What is being asked ▸ Pull every line containing "Equities" from the entries.

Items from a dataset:
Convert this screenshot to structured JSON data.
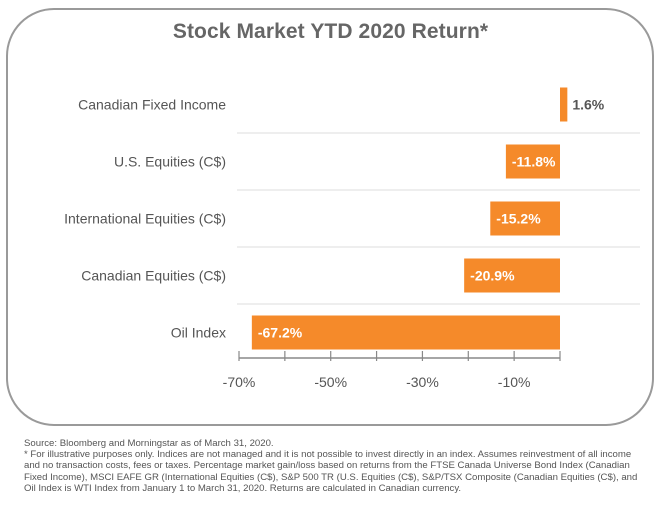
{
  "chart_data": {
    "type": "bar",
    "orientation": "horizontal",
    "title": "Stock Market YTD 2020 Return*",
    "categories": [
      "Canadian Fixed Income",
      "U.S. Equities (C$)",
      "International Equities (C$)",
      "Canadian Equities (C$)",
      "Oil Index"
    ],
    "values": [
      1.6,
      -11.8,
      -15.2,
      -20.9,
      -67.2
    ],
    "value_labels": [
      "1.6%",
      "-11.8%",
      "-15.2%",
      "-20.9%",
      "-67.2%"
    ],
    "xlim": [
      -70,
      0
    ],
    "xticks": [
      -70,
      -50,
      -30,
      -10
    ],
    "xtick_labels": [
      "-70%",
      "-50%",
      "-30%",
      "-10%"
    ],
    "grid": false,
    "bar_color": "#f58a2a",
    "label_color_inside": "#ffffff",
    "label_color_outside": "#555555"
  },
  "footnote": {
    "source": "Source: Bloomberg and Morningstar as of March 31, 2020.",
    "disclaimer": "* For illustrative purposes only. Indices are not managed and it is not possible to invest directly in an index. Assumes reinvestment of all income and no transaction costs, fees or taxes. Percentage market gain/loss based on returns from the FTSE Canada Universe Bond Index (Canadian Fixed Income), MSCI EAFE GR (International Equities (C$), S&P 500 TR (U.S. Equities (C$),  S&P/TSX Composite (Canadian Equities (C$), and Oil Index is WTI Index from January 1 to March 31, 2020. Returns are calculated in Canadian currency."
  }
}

Final answer ▸
      "U.S. Equities (C$)",
      "International Equities (C$)",
      "Canadian Equities (C$)",
    "disclaimer": "* For illustrative purposes only. Indices are not managed and it is not possible to invest directly in an index. Assumes reinvestment of all income and no transaction costs, fees or taxes. Percentage market gain/loss based on returns from the FTSE Canada Universe Bond Index (Canadian Fixed Income), MSCI EAFE GR (International Equities (C$), S&P 500 TR (U.S. Equities (C$),  S&P/TSX Composite (Canadian Equities (C$), and Oil Index is WTI Index from January 1 to March 31, 2020. Returns are calculated in Canadian currency."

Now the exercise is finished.